# Input records start

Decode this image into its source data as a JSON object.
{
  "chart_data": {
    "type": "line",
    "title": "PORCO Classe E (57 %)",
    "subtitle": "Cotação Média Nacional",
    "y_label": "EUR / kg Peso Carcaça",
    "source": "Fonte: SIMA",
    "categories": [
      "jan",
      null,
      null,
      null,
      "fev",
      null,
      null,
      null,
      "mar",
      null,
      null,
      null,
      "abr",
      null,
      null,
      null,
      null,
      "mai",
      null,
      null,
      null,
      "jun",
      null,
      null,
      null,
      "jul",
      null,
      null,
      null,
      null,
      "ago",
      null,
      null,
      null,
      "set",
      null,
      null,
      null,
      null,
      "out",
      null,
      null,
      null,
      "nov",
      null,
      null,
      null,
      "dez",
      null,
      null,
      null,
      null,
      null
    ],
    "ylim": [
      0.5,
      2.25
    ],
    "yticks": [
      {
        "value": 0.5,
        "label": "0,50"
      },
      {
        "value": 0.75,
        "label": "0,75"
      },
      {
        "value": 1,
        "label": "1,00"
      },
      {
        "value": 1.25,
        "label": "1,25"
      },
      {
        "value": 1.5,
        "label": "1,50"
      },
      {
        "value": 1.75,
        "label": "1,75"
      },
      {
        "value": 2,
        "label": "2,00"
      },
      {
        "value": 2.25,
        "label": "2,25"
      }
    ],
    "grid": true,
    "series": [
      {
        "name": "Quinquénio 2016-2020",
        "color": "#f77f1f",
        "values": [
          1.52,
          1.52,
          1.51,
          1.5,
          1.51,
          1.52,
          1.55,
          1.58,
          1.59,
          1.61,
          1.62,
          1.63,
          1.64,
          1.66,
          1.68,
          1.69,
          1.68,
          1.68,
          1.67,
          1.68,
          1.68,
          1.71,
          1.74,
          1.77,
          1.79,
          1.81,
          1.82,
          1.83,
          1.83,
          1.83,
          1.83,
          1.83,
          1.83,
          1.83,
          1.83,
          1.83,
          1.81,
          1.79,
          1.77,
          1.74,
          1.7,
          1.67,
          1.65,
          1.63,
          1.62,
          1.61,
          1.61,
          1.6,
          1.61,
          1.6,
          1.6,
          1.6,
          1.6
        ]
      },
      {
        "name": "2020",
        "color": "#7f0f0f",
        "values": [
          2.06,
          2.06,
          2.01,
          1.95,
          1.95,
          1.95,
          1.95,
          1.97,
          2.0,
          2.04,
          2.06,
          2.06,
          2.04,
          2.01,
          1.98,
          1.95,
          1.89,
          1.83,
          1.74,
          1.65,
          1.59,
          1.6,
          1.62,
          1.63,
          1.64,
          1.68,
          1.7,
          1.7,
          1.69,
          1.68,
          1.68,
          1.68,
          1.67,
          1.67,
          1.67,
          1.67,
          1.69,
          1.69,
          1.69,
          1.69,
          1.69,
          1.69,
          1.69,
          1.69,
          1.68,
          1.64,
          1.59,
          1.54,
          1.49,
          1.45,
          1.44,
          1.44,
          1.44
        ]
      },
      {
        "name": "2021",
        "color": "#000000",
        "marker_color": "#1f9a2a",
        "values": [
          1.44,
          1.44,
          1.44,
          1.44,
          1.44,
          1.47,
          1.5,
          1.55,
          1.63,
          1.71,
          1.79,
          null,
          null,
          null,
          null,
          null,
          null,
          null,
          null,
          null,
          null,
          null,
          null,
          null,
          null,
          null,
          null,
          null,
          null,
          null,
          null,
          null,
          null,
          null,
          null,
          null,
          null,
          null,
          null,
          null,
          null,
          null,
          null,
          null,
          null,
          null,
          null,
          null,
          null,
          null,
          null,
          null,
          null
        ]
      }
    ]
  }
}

# Input records end

• Task statement:
The listing above should be transcribed in full, exactly as written.

• Response:
Decode this image into its source data as a JSON object.
{
  "chart_data": {
    "type": "line",
    "title": "PORCO Classe E (57 %)",
    "subtitle": "Cotação Média Nacional",
    "y_label": "EUR / kg Peso Carcaça",
    "source": "Fonte: SIMA",
    "categories": [
      "jan",
      null,
      null,
      null,
      "fev",
      null,
      null,
      null,
      "mar",
      null,
      null,
      null,
      "abr",
      null,
      null,
      null,
      null,
      "mai",
      null,
      null,
      null,
      "jun",
      null,
      null,
      null,
      "jul",
      null,
      null,
      null,
      null,
      "ago",
      null,
      null,
      null,
      "set",
      null,
      null,
      null,
      null,
      "out",
      null,
      null,
      null,
      "nov",
      null,
      null,
      null,
      "dez",
      null,
      null,
      null,
      null,
      null
    ],
    "ylim": [
      0.5,
      2.25
    ],
    "yticks": [
      {
        "value": 0.5,
        "label": "0,50"
      },
      {
        "value": 0.75,
        "label": "0,75"
      },
      {
        "value": 1,
        "label": "1,00"
      },
      {
        "value": 1.25,
        "label": "1,25"
      },
      {
        "value": 1.5,
        "label": "1,50"
      },
      {
        "value": 1.75,
        "label": "1,75"
      },
      {
        "value": 2,
        "label": "2,00"
      },
      {
        "value": 2.25,
        "label": "2,25"
      }
    ],
    "grid": true,
    "series": [
      {
        "name": "Quinquénio 2016-2020",
        "color": "#f77f1f",
        "values": [
          1.52,
          1.52,
          1.51,
          1.5,
          1.51,
          1.52,
          1.55,
          1.58,
          1.59,
          1.61,
          1.62,
          1.63,
          1.64,
          1.66,
          1.68,
          1.69,
          1.68,
          1.68,
          1.67,
          1.68,
          1.68,
          1.71,
          1.74,
          1.77,
          1.79,
          1.81,
          1.82,
          1.83,
          1.83,
          1.83,
          1.83,
          1.83,
          1.83,
          1.83,
          1.83,
          1.83,
          1.81,
          1.79,
          1.77,
          1.74,
          1.7,
          1.67,
          1.65,
          1.63,
          1.62,
          1.61,
          1.61,
          1.6,
          1.61,
          1.6,
          1.6,
          1.6,
          1.6
        ]
      },
      {
        "name": "2020",
        "color": "#7f0f0f",
        "values": [
          2.06,
          2.06,
          2.01,
          1.95,
          1.95,
          1.95,
          1.95,
          1.97,
          2.0,
          2.04,
          2.06,
          2.06,
          2.04,
          2.01,
          1.98,
          1.95,
          1.89,
          1.83,
          1.74,
          1.65,
          1.59,
          1.6,
          1.62,
          1.63,
          1.64,
          1.68,
          1.7,
          1.7,
          1.69,
          1.68,
          1.68,
          1.68,
          1.67,
          1.67,
          1.67,
          1.67,
          1.69,
          1.69,
          1.69,
          1.69,
          1.69,
          1.69,
          1.69,
          1.69,
          1.68,
          1.64,
          1.59,
          1.54,
          1.49,
          1.45,
          1.44,
          1.44,
          1.44
        ]
      },
      {
        "name": "2021",
        "color": "#000000",
        "marker_color": "#1f9a2a",
        "values": [
          1.44,
          1.44,
          1.44,
          1.44,
          1.44,
          1.47,
          1.5,
          1.55,
          1.63,
          1.71,
          1.79,
          null,
          null,
          null,
          null,
          null,
          null,
          null,
          null,
          null,
          null,
          null,
          null,
          null,
          null,
          null,
          null,
          null,
          null,
          null,
          null,
          null,
          null,
          null,
          null,
          null,
          null,
          null,
          null,
          null,
          null,
          null,
          null,
          null,
          null,
          null,
          null,
          null,
          null,
          null,
          null,
          null,
          null
        ]
      }
    ]
  }
}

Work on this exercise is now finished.